SUPPLIED ENTRIES ::
*****
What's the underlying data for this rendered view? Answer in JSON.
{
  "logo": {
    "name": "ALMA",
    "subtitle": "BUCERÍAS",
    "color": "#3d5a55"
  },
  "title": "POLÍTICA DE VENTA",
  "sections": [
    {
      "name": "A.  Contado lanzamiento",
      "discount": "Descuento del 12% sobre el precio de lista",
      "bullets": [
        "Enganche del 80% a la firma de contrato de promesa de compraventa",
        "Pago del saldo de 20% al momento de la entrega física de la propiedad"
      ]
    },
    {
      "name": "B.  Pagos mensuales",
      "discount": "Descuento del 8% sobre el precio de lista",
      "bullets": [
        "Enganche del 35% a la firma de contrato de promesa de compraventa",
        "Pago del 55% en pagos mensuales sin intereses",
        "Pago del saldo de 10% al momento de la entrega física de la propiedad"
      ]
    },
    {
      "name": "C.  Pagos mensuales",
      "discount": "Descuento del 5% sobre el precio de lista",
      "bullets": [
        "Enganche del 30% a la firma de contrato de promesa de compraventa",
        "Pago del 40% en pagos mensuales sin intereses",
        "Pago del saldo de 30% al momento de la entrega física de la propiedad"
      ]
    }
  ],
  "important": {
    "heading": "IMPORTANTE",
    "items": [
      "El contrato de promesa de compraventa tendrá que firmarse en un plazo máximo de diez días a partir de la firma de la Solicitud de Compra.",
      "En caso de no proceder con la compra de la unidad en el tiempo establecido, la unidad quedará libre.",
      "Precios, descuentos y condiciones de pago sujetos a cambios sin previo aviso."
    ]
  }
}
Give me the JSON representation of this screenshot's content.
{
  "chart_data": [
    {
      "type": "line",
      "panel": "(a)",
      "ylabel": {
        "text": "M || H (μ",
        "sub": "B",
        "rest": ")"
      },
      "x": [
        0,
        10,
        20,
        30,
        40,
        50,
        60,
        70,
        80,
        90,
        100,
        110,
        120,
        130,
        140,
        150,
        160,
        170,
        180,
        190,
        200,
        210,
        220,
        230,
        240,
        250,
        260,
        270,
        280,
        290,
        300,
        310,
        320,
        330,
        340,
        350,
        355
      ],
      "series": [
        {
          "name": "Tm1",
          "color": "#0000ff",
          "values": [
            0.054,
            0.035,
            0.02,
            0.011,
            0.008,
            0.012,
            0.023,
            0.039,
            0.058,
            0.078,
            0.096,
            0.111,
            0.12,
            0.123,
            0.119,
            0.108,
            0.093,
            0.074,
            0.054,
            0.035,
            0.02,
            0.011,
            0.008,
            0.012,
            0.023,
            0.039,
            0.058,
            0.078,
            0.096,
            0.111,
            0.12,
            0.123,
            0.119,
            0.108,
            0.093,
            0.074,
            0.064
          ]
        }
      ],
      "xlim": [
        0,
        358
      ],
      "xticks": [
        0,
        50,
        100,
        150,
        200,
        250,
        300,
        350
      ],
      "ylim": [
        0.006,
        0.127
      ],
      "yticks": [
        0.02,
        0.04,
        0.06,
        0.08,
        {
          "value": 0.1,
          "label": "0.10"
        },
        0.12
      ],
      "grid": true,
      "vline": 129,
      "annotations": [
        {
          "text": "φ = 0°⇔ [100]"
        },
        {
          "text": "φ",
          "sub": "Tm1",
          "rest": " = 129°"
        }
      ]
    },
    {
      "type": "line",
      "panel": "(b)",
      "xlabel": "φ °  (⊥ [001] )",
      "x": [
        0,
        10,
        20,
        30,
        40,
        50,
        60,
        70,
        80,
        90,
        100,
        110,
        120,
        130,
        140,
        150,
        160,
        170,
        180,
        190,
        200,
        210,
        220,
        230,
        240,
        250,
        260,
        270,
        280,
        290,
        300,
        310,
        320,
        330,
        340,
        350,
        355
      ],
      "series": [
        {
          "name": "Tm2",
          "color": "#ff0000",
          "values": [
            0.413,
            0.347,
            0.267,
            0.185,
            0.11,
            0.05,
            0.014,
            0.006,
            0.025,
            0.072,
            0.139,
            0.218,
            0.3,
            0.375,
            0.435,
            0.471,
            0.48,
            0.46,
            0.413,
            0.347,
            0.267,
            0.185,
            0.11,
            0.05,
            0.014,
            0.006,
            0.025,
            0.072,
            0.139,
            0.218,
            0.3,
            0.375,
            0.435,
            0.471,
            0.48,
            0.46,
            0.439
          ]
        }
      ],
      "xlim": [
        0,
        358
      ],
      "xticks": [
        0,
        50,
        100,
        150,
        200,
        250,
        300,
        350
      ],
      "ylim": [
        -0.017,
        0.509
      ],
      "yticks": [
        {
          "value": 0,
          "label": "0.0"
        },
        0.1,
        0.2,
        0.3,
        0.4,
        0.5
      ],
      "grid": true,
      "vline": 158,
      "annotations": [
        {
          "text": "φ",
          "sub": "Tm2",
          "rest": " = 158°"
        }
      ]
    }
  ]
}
*****
YOUR GOAL :: All lines above with "propiedad" in them should be returned.

RESULT OF THE TASK ::
        "Pago del saldo de 20% al momento de la entrega física de la propiedad"
        "Pago del saldo de 10% al momento de la entrega física de la propiedad"
        "Pago del saldo de 30% al momento de la entrega física de la propiedad"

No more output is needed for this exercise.